▸ **Records that describe figures**
_ _ _ _

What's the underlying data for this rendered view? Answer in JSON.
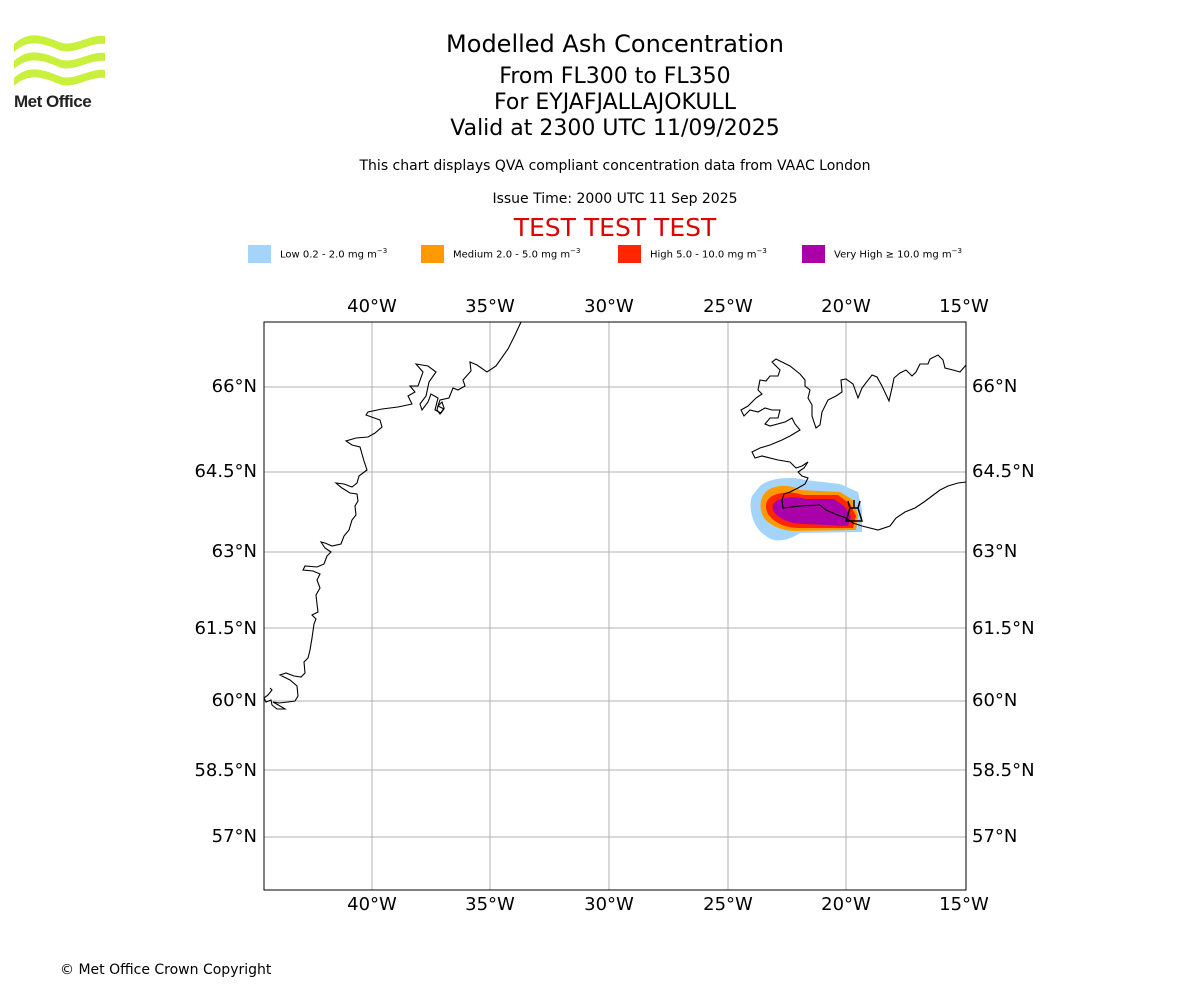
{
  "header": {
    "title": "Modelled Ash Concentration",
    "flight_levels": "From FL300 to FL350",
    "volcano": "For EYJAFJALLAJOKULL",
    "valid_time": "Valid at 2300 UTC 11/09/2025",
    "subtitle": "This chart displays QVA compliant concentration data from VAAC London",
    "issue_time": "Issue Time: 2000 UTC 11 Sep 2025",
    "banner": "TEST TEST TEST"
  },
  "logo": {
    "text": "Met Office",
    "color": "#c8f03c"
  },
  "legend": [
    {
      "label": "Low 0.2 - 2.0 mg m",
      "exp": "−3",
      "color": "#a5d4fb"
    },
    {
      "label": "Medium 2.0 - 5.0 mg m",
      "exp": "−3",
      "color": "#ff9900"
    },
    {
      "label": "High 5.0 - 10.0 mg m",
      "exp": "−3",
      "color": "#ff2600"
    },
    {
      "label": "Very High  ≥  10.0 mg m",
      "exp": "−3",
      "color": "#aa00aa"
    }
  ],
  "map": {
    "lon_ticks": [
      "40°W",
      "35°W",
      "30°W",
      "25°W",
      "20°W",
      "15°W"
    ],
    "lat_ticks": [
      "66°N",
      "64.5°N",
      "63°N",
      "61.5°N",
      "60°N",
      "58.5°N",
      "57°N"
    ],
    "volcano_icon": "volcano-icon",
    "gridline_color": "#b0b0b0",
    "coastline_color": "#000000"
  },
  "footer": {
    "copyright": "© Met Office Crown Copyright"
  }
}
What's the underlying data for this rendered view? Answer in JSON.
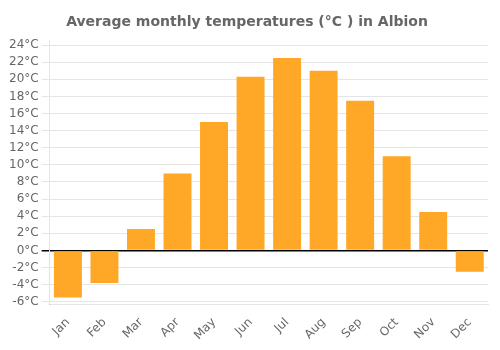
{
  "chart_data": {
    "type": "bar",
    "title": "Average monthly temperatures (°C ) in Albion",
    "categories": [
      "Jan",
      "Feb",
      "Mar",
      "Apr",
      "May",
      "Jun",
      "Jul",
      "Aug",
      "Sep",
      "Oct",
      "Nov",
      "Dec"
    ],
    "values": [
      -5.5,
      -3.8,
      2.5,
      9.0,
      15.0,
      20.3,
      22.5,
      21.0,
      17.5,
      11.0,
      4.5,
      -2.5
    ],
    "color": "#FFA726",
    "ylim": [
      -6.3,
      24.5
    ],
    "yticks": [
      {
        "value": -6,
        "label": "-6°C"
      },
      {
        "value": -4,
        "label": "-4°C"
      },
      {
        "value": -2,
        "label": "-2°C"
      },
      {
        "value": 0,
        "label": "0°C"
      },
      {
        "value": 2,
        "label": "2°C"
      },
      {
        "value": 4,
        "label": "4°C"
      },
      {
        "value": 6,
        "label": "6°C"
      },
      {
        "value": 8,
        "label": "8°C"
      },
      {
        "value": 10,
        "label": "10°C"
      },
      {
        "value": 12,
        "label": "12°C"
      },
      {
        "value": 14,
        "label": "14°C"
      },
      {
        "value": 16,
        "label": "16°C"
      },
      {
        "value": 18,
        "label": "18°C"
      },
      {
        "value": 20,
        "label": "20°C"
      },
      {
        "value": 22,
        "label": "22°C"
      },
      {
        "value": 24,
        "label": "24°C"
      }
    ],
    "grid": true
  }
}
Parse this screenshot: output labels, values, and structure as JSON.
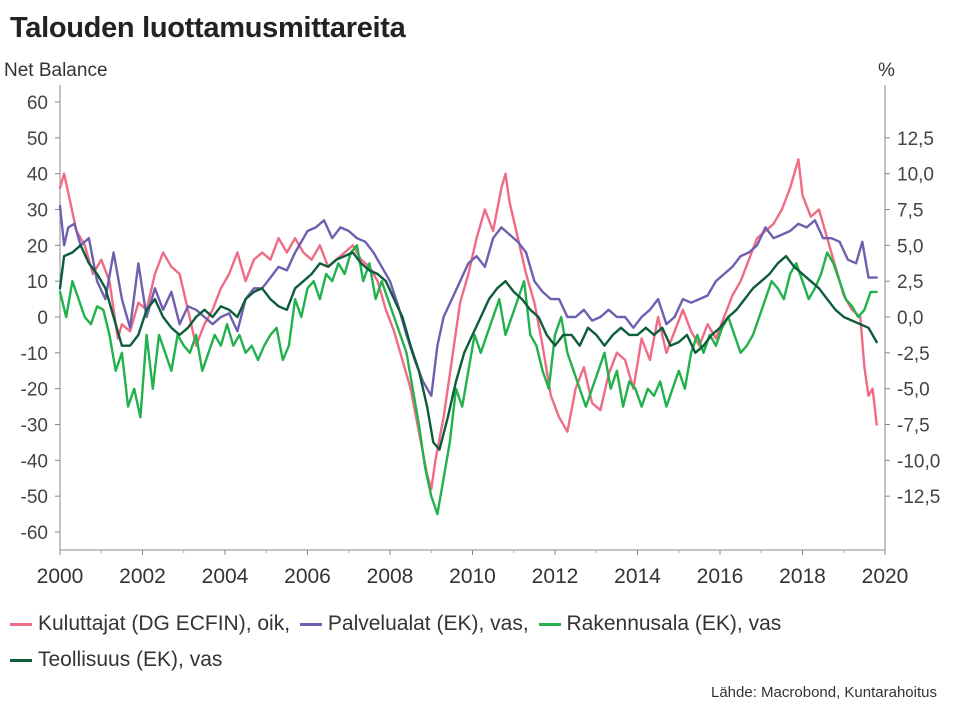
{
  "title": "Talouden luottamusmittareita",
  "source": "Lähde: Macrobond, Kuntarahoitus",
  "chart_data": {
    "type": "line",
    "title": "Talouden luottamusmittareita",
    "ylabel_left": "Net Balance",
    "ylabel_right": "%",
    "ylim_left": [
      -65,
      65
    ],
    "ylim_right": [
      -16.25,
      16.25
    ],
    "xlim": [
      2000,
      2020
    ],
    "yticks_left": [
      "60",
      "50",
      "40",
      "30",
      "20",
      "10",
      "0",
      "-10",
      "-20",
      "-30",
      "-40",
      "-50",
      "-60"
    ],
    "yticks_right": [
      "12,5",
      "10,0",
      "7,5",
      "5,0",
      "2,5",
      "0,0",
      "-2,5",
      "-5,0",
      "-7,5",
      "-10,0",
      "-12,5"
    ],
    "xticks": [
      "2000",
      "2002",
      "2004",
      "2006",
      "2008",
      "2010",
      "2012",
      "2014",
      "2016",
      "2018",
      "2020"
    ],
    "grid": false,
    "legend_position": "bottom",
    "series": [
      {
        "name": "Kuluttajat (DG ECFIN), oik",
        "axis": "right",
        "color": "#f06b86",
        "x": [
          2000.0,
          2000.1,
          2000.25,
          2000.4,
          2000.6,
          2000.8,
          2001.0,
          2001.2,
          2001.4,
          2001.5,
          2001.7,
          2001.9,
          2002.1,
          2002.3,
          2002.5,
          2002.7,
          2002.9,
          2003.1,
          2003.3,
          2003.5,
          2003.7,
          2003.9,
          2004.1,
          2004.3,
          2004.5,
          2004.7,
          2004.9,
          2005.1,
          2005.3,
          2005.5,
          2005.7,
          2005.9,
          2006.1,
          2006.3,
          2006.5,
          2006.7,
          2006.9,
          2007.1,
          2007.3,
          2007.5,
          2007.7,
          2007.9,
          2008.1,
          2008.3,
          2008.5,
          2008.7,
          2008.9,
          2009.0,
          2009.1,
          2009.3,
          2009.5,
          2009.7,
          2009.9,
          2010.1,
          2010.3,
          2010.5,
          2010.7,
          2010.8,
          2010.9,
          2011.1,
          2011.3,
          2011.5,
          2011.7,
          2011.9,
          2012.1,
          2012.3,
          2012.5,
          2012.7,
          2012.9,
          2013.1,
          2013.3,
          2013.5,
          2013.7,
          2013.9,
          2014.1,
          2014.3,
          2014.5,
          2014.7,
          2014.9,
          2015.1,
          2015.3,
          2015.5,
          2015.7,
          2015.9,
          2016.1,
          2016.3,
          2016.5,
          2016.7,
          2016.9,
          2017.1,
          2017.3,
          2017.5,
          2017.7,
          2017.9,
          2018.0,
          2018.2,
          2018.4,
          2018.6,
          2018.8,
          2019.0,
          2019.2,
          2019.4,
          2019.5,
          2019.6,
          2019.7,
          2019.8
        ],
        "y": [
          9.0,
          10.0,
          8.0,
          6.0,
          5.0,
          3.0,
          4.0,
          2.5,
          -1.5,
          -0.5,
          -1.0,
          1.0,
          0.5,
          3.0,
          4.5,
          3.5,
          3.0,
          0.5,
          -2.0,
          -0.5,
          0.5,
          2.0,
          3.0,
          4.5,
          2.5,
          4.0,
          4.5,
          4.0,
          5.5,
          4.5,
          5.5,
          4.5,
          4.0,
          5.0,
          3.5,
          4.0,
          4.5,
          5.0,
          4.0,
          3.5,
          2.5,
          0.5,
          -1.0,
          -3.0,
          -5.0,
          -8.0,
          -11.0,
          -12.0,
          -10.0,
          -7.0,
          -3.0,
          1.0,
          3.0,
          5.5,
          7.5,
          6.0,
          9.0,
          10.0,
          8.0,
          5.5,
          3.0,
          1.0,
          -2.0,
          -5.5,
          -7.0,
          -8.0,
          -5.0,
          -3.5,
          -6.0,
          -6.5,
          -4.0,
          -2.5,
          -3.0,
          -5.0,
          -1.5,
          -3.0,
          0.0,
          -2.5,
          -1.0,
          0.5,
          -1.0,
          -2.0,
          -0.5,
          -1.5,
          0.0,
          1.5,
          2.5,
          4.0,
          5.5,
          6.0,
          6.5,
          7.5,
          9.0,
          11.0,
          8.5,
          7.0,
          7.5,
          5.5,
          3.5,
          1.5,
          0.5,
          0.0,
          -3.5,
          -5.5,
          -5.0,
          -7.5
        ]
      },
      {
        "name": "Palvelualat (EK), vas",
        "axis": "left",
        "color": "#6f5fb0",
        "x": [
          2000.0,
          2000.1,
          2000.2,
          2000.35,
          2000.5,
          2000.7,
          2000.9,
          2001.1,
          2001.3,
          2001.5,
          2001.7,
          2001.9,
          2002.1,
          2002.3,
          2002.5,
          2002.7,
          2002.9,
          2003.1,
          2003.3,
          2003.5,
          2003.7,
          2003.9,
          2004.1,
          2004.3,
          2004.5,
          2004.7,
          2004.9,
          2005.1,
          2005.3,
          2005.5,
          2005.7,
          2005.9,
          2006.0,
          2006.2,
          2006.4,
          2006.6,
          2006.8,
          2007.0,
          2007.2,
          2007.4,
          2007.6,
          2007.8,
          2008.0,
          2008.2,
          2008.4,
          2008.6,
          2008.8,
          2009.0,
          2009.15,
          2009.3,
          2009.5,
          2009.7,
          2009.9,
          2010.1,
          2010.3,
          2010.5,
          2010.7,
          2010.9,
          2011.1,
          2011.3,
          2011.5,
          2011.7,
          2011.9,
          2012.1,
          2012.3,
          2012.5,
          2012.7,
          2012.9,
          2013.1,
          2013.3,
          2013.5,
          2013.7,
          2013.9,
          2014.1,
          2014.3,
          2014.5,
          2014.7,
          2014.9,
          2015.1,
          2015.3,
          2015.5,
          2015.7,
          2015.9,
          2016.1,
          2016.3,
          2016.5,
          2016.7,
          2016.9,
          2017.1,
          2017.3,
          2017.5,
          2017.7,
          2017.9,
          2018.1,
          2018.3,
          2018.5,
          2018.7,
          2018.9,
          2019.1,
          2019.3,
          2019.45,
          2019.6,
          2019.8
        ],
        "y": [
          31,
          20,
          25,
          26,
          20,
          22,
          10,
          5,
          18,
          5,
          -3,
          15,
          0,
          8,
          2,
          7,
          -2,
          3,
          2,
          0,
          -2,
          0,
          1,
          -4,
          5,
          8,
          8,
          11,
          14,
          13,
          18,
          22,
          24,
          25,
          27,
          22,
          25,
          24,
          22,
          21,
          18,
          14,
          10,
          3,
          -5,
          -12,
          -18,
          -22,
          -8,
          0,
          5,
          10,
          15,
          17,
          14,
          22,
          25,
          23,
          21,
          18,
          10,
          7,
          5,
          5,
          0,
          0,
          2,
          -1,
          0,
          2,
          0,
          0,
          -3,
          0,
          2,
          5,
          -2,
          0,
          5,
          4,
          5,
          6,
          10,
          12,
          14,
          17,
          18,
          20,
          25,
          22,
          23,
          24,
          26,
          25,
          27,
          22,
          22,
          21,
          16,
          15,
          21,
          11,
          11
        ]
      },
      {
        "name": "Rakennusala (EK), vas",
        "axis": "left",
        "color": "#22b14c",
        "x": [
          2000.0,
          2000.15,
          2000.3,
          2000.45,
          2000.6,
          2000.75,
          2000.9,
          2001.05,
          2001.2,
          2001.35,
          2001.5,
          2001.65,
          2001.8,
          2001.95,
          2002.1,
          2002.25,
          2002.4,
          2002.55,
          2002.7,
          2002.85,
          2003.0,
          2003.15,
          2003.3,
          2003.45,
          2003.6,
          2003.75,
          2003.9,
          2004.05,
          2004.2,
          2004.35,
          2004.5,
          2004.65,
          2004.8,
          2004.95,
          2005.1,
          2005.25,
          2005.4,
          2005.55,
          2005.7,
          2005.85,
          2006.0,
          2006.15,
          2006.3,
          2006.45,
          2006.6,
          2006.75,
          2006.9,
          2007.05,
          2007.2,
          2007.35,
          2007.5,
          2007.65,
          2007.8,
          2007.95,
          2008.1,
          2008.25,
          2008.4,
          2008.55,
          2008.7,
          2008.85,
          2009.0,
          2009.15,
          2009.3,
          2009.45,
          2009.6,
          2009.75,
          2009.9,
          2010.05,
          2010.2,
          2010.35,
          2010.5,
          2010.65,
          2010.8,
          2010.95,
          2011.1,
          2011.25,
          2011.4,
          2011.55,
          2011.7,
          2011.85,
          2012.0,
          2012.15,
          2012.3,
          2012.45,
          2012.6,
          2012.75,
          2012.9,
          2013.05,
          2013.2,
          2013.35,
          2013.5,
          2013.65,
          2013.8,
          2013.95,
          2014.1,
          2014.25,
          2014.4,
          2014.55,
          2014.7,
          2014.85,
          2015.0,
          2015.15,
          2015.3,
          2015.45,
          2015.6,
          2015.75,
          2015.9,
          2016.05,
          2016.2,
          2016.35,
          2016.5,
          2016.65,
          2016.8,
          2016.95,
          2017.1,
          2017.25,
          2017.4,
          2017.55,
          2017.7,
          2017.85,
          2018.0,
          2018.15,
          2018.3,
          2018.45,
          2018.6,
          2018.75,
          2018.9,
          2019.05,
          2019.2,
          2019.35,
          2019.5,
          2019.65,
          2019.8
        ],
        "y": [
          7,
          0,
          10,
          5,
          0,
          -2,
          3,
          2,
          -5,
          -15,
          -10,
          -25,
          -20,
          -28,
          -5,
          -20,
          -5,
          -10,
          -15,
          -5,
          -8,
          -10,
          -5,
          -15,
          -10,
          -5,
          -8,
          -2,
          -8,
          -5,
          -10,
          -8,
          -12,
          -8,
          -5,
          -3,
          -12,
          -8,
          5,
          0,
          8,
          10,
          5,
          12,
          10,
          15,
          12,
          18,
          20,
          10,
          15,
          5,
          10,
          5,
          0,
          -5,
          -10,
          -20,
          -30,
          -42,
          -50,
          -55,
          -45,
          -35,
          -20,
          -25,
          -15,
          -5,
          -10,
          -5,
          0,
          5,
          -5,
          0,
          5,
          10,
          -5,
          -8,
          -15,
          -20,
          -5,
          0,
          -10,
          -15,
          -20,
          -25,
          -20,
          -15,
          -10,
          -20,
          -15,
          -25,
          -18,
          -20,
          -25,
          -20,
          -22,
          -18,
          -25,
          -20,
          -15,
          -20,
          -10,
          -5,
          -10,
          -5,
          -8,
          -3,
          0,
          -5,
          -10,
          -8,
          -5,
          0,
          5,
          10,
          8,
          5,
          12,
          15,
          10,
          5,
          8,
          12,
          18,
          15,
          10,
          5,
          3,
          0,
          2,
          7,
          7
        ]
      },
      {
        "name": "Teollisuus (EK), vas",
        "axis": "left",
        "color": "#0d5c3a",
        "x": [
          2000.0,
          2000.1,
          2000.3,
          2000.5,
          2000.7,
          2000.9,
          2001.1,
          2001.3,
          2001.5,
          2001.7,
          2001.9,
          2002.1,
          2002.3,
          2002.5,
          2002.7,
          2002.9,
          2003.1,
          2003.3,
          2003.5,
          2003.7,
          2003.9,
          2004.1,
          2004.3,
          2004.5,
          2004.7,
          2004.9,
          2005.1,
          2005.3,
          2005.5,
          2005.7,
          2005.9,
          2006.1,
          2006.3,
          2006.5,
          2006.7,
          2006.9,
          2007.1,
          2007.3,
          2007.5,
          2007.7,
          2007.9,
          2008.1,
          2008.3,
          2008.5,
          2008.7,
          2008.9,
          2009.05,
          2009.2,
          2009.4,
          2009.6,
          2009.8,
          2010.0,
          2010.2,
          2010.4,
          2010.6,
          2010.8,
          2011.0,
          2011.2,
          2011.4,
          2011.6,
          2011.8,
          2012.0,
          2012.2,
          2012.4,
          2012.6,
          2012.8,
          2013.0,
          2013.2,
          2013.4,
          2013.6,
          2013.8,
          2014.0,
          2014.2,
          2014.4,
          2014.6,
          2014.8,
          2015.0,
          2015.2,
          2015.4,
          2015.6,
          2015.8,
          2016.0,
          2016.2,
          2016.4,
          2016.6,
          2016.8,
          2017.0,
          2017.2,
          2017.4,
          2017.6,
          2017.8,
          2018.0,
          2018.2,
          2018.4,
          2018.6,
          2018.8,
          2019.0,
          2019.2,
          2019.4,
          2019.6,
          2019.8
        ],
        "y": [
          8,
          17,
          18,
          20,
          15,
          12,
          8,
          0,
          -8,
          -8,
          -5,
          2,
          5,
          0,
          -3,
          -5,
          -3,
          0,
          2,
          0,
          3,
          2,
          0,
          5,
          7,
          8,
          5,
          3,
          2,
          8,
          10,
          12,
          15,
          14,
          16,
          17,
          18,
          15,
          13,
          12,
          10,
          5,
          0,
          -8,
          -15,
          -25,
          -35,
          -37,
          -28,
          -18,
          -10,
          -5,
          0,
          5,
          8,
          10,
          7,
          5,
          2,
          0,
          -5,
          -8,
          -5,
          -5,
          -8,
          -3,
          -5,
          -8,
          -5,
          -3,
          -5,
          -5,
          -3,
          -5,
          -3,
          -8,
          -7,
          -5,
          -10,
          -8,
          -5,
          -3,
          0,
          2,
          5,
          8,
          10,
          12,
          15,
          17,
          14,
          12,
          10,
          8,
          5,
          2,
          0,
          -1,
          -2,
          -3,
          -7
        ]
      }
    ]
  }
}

_ _ _ _

▸ **Short task**
In the entries above, find each line with the string "luottamusmittareita" and copy it.

▸ **Full answer**
  "title": "Talouden luottamusmittareita",
    "title": "Talouden luottamusmittareita",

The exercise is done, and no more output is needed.